◆ Task instructions: The listing below should be printed exactly, every line of it. Skip the pictures.
** Begin Information shown **
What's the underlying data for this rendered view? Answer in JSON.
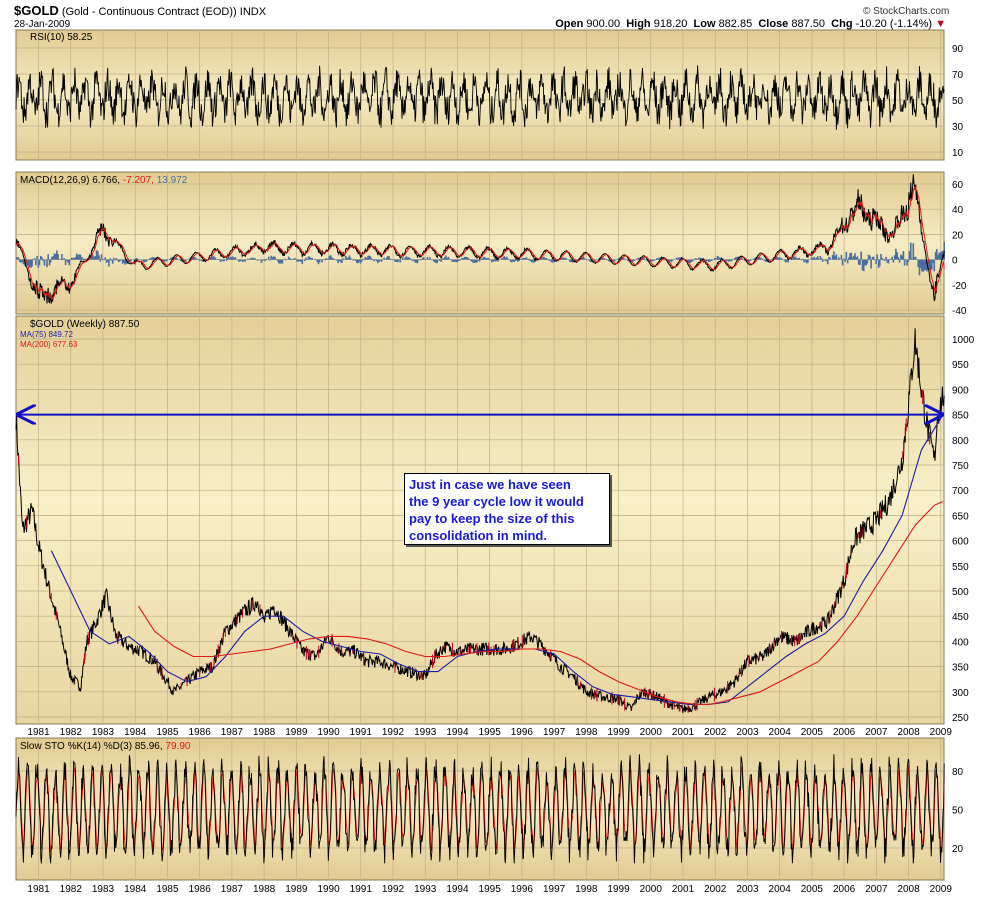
{
  "header": {
    "symbol": "$GOLD",
    "desc": "(Gold - Continuous Contract (EOD))",
    "exchange": "INDX",
    "date": "28-Jan-2009",
    "watermark": "© StockCharts.com",
    "open_label": "Open",
    "open": "900.00",
    "high_label": "High",
    "high": "918.20",
    "low_label": "Low",
    "low": "882.85",
    "close_label": "Close",
    "close": "887.50",
    "chg_label": "Chg",
    "chg": "-10.20 (-1.14%)"
  },
  "rsi": {
    "label": "RSI(10) 58.25",
    "ticks": [
      90,
      70,
      50,
      30,
      10
    ]
  },
  "macd": {
    "label_main": "MACD(12,26,9) 6.766,",
    "label_signal": "-7.207,",
    "label_hist": "13.972",
    "ticks": [
      60,
      40,
      20,
      0,
      -20,
      -40
    ]
  },
  "price": {
    "label": "$GOLD (Weekly) 887.50",
    "ma75_label": "MA(75) 849.72",
    "ma200_label": "MA(200) 677.63",
    "ticks": [
      1000,
      950,
      900,
      850,
      800,
      750,
      700,
      650,
      600,
      550,
      500,
      450,
      400,
      350,
      300,
      250
    ],
    "horizontal_level": 850
  },
  "stoch": {
    "label_main": "Slow STO %K(14) %D(3) 85.96,",
    "label_d": "79.90",
    "ticks": [
      80,
      50,
      20
    ]
  },
  "years": [
    "1981",
    "1982",
    "1983",
    "1984",
    "1985",
    "1986",
    "1987",
    "1988",
    "1989",
    "1990",
    "1991",
    "1992",
    "1993",
    "1994",
    "1995",
    "1996",
    "1997",
    "1998",
    "1999",
    "2000",
    "2001",
    "2002",
    "2003",
    "2004",
    "2005",
    "2006",
    "2007",
    "2008",
    "2009"
  ],
  "annotation": {
    "line1": "Just in case we have seen",
    "line2": "the 9 year cycle low it would",
    "line3": "pay to keep the size of this",
    "line4": "consolidation in mind."
  },
  "colors": {
    "panel_bg": "#efe0b4",
    "price_line": "#000000",
    "ma75": "#1c1caa",
    "ma200": "#e01818",
    "macd_hist": "#4a6fa0",
    "arrow_line": "#1010c8",
    "down": "#c00020"
  },
  "chart_data": {
    "type": "line",
    "title": "$GOLD (Gold - Continuous Contract (EOD))",
    "x_range": [
      1980.3,
      2009.1
    ],
    "series": [
      {
        "name": "$GOLD (Weekly)",
        "x": [
          1980.3,
          1980.5,
          1980.8,
          1981.0,
          1981.3,
          1981.6,
          1982.0,
          1982.3,
          1982.5,
          1982.8,
          1983.1,
          1983.4,
          1983.8,
          1984.2,
          1984.6,
          1985.0,
          1985.2,
          1985.6,
          1986.0,
          1986.4,
          1986.8,
          1987.1,
          1987.4,
          1987.8,
          1988.0,
          1988.3,
          1988.8,
          1989.2,
          1989.6,
          1990.0,
          1990.4,
          1990.8,
          1991.2,
          1991.6,
          1992.0,
          1992.5,
          1993.0,
          1993.3,
          1993.6,
          1994.0,
          1994.5,
          1995.0,
          1995.5,
          1996.0,
          1996.3,
          1996.8,
          1997.2,
          1997.6,
          1998.0,
          1998.5,
          1999.0,
          1999.4,
          1999.6,
          1999.8,
          2000.2,
          2000.6,
          2001.0,
          2001.3,
          2001.8,
          2002.2,
          2002.6,
          2003.0,
          2003.5,
          2004.0,
          2004.5,
          2005.0,
          2005.5,
          2006.0,
          2006.3,
          2006.6,
          2007.0,
          2007.4,
          2007.8,
          2008.0,
          2008.2,
          2008.4,
          2008.6,
          2008.8,
          2008.9,
          2009.07
        ],
        "values": [
          850,
          620,
          660,
          590,
          510,
          440,
          330,
          310,
          400,
          440,
          490,
          410,
          390,
          380,
          360,
          320,
          300,
          320,
          340,
          350,
          420,
          440,
          460,
          480,
          440,
          470,
          420,
          380,
          370,
          410,
          380,
          380,
          360,
          360,
          350,
          340,
          330,
          370,
          390,
          380,
          385,
          385,
          385,
          400,
          410,
          380,
          350,
          330,
          300,
          290,
          285,
          265,
          290,
          300,
          290,
          275,
          265,
          270,
          290,
          300,
          320,
          360,
          370,
          410,
          400,
          425,
          440,
          520,
          600,
          620,
          640,
          680,
          760,
          870,
          1000,
          900,
          820,
          760,
          850,
          887.5
        ]
      },
      {
        "name": "MA(75)",
        "x": [
          1981.4,
          1982.0,
          1982.6,
          1983.2,
          1983.8,
          1984.4,
          1985.0,
          1985.6,
          1986.2,
          1986.8,
          1987.4,
          1988.0,
          1988.6,
          1989.2,
          1989.8,
          1990.4,
          1991.0,
          1991.6,
          1992.2,
          1992.8,
          1993.4,
          1994.0,
          1994.6,
          1995.2,
          1995.8,
          1996.4,
          1997.0,
          1997.6,
          1998.2,
          1998.8,
          1999.4,
          2000.0,
          2000.6,
          2001.2,
          2001.8,
          2002.4,
          2003.0,
          2003.6,
          2004.2,
          2004.8,
          2005.4,
          2006.0,
          2006.6,
          2007.2,
          2007.8,
          2008.4,
          2009.07
        ],
        "values": [
          580,
          500,
          420,
          395,
          410,
          380,
          340,
          320,
          330,
          370,
          420,
          450,
          450,
          420,
          400,
          390,
          380,
          375,
          355,
          340,
          340,
          370,
          380,
          385,
          385,
          385,
          375,
          340,
          310,
          295,
          290,
          285,
          280,
          275,
          275,
          280,
          310,
          340,
          370,
          395,
          415,
          450,
          520,
          580,
          650,
          780,
          849.72
        ]
      },
      {
        "name": "MA(200)",
        "x": [
          1984.1,
          1984.6,
          1985.2,
          1985.8,
          1986.4,
          1987.0,
          1987.6,
          1988.2,
          1988.8,
          1989.4,
          1990.0,
          1990.6,
          1991.2,
          1991.8,
          1992.4,
          1993.0,
          1993.6,
          1994.2,
          1994.8,
          1995.4,
          1996.0,
          1996.6,
          1997.2,
          1997.8,
          1998.4,
          1999.0,
          1999.6,
          2000.2,
          2000.8,
          2001.4,
          2001.8,
          2002.2,
          2002.8,
          2003.4,
          2004.0,
          2004.6,
          2005.2,
          2005.8,
          2006.4,
          2007.0,
          2007.6,
          2008.2,
          2008.8,
          2009.07
        ],
        "values": [
          470,
          420,
          390,
          370,
          370,
          375,
          380,
          385,
          395,
          405,
          410,
          410,
          405,
          395,
          380,
          370,
          370,
          375,
          380,
          380,
          385,
          385,
          380,
          365,
          340,
          320,
          305,
          290,
          280,
          275,
          275,
          280,
          290,
          300,
          320,
          340,
          360,
          400,
          450,
          510,
          570,
          630,
          670,
          677.63
        ]
      }
    ],
    "indicators": {
      "rsi_last": 58.25,
      "macd": [
        6.766,
        -7.207,
        13.972
      ],
      "stoch": [
        85.96,
        79.9
      ]
    },
    "ylim_price": [
      250,
      1000
    ],
    "ylim_rsi": [
      10,
      90
    ],
    "ylim_macd": [
      -40,
      60
    ],
    "ylim_stoch": [
      20,
      80
    ],
    "grid": true
  }
}
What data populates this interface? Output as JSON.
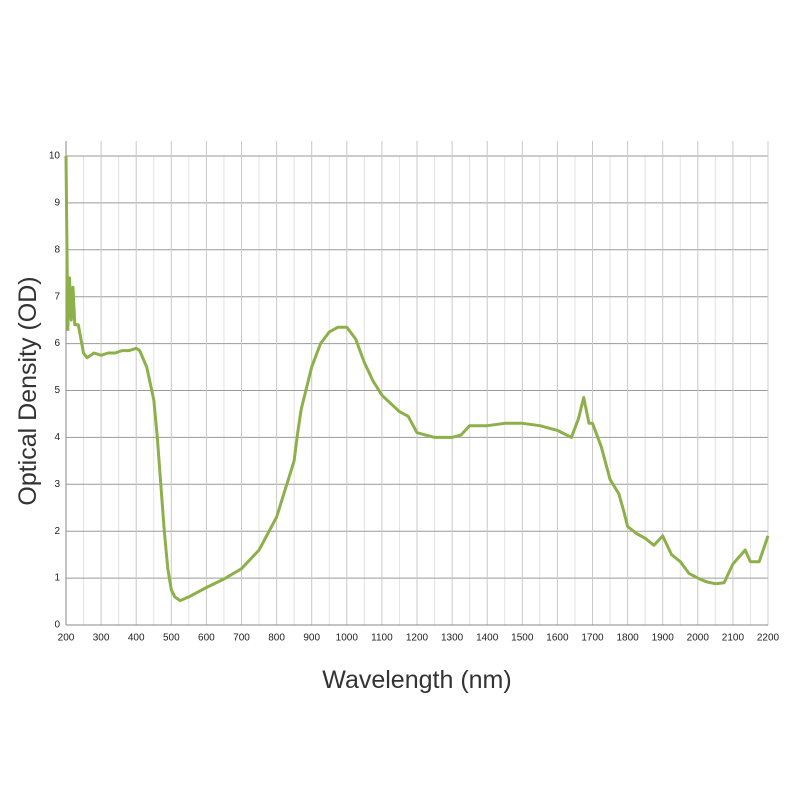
** End Information shown **
◆ Exercise output:
What's the underlying data for this rendered view? Answer in JSON.
{
  "header": {
    "symbol": "$GOLD",
    "desc": "(Gold - Continuous Contract (EOD))",
    "exchange": "INDX",
    "date": "28-Jan-2009",
    "watermark": "© StockCharts.com",
    "open_label": "Open",
    "open": "900.00",
    "high_label": "High",
    "high": "918.20",
    "low_label": "Low",
    "low": "882.85",
    "close_label": "Close",
    "close": "887.50",
    "chg_label": "Chg",
    "chg": "-10.20 (-1.14%)"
  },
  "rsi": {
    "label": "RSI(10) 58.25",
    "ticks": [
      90,
      70,
      50,
      30,
      10
    ]
  },
  "macd": {
    "label_main": "MACD(12,26,9) 6.766,",
    "label_signal": "-7.207,",
    "label_hist": "13.972",
    "ticks": [
      60,
      40,
      20,
      0,
      -20,
      -40
    ]
  },
  "price": {
    "label": "$GOLD (Weekly) 887.50",
    "ma75_label": "MA(75) 849.72",
    "ma200_label": "MA(200) 677.63",
    "ticks": [
      1000,
      950,
      900,
      850,
      800,
      750,
      700,
      650,
      600,
      550,
      500,
      450,
      400,
      350,
      300,
      250
    ],
    "horizontal_level": 850
  },
  "stoch": {
    "label_main": "Slow STO %K(14) %D(3) 85.96,",
    "label_d": "79.90",
    "ticks": [
      80,
      50,
      20
    ]
  },
  "years": [
    "1981",
    "1982",
    "1983",
    "1984",
    "1985",
    "1986",
    "1987",
    "1988",
    "1989",
    "1990",
    "1991",
    "1992",
    "1993",
    "1994",
    "1995",
    "1996",
    "1997",
    "1998",
    "1999",
    "2000",
    "2001",
    "2002",
    "2003",
    "2004",
    "2005",
    "2006",
    "2007",
    "2008",
    "2009"
  ],
  "annotation": {
    "line1": "Just in case we have seen",
    "line2": "the 9 year cycle low it would",
    "line3": "pay to keep the size of this",
    "line4": "consolidation in mind."
  },
  "colors": {
    "panel_bg": "#efe0b4",
    "price_line": "#000000",
    "ma75": "#1c1caa",
    "ma200": "#e01818",
    "macd_hist": "#4a6fa0",
    "arrow_line": "#1010c8",
    "down": "#c00020"
  },
  "chart_data": {
    "type": "line",
    "title": "$GOLD (Gold - Continuous Contract (EOD))",
    "x_range": [
      1980.3,
      2009.1
    ],
    "series": [
      {
        "name": "$GOLD (Weekly)",
        "x": [
          1980.3,
          1980.5,
          1980.8,
          1981.0,
          1981.3,
          1981.6,
          1982.0,
          1982.3,
          1982.5,
          1982.8,
          1983.1,
          1983.4,
          1983.8,
          1984.2,
          1984.6,
          1985.0,
          1985.2,
          1985.6,
          1986.0,
          1986.4,
          1986.8,
          1987.1,
          1987.4,
          1987.8,
          1988.0,
          1988.3,
          1988.8,
          1989.2,
          1989.6,
          1990.0,
          1990.4,
          1990.8,
          1991.2,
          1991.6,
          1992.0,
          1992.5,
          1993.0,
          1993.3,
          1993.6,
          1994.0,
          1994.5,
          1995.0,
          1995.5,
          1996.0,
          1996.3,
          1996.8,
          1997.2,
          1997.6,
          1998.0,
          1998.5,
          1999.0,
          1999.4,
          1999.6,
          1999.8,
          2000.2,
          2000.6,
          2001.0,
          2001.3,
          2001.8,
          2002.2,
          2002.6,
          2003.0,
          2003.5,
          2004.0,
          2004.5,
          2005.0,
          2005.5,
          2006.0,
          2006.3,
          2006.6,
          2007.0,
          2007.4,
          2007.8,
          2008.0,
          2008.2,
          2008.4,
          2008.6,
          2008.8,
          2008.9,
          2009.07
        ],
        "values": [
          850,
          620,
          660,
          590,
          510,
          440,
          330,
          310,
          400,
          440,
          490,
          410,
          390,
          380,
          360,
          320,
          300,
          320,
          340,
          350,
          420,
          440,
          460,
          480,
          440,
          470,
          420,
          380,
          370,
          410,
          380,
          380,
          360,
          360,
          350,
          340,
          330,
          370,
          390,
          380,
          385,
          385,
          385,
          400,
          410,
          380,
          350,
          330,
          300,
          290,
          285,
          265,
          290,
          300,
          290,
          275,
          265,
          270,
          290,
          300,
          320,
          360,
          370,
          410,
          400,
          425,
          440,
          520,
          600,
          620,
          640,
          680,
          760,
          870,
          1000,
          900,
          820,
          760,
          850,
          887.5
        ]
      },
      {
        "name": "MA(75)",
        "x": [
          1981.4,
          1982.0,
          1982.6,
          1983.2,
          1983.8,
          1984.4,
          1985.0,
          1985.6,
          1986.2,
          1986.8,
          1987.4,
          1988.0,
          1988.6,
          1989.2,
          1989.8,
          1990.4,
          1991.0,
          1991.6,
          1992.2,
          1992.8,
          1993.4,
          1994.0,
          1994.6,
          1995.2,
          1995.8,
          1996.4,
          1997.0,
          1997.6,
          1998.2,
          1998.8,
          1999.4,
          2000.0,
          2000.6,
          2001.2,
          2001.8,
          2002.4,
          2003.0,
          2003.6,
          2004.2,
          2004.8,
          2005.4,
          2006.0,
          2006.6,
          2007.2,
          2007.8,
          2008.4,
          2009.07
        ],
        "values": [
          580,
          500,
          420,
          395,
          410,
          380,
          340,
          320,
          330,
          370,
          420,
          450,
          450,
          420,
          400,
          390,
          380,
          375,
          355,
          340,
          340,
          370,
          380,
          385,
          385,
          385,
          375,
          340,
          310,
          295,
          290,
          285,
          280,
          275,
          275,
          280,
          310,
          340,
          370,
          395,
          415,
          450,
          520,
          580,
          650,
          780,
          849.72
        ]
      },
      {
        "name": "MA(200)",
        "x": [
          1984.1,
          1984.6,
          1985.2,
          1985.8,
          1986.4,
          1987.0,
          1987.6,
          1988.2,
          1988.8,
          1989.4,
          1990.0,
          1990.6,
          1991.2,
          1991.8,
          1992.4,
          1993.0,
          1993.6,
          1994.2,
          1994.8,
          1995.4,
          1996.0,
          1996.6,
          1997.2,
          1997.8,
          1998.4,
          1999.0,
          1999.6,
          2000.2,
          2000.8,
          2001.4,
          2001.8,
          2002.2,
          2002.8,
          2003.4,
          2004.0,
          2004.6,
          2005.2,
          2005.8,
          2006.4,
          2007.0,
          2007.6,
          2008.2,
          2008.8,
          2009.07
        ],
        "values": [
          470,
          420,
          390,
          370,
          370,
          375,
          380,
          385,
          395,
          405,
          410,
          410,
          405,
          395,
          380,
          370,
          370,
          375,
          380,
          380,
          385,
          385,
          380,
          365,
          340,
          320,
          305,
          290,
          280,
          275,
          275,
          280,
          290,
          300,
          320,
          340,
          360,
          400,
          450,
          510,
          570,
          630,
          670,
          677.63
        ]
      }
    ],
    "indicators": {
      "rsi_last": 58.25,
      "macd": [
        6.766,
        -7.207,
        13.972
      ],
      "stoch": [
        85.96,
        79.9
      ]
    },
    "ylim_price": [
      250,
      1000
    ],
    "ylim_rsi": [
      10,
      90
    ],
    "ylim_macd": [
      -40,
      60
    ],
    "ylim_stoch": [
      20,
      80
    ],
    "grid": true
  }
}
What data populates this interface? Output as JSON.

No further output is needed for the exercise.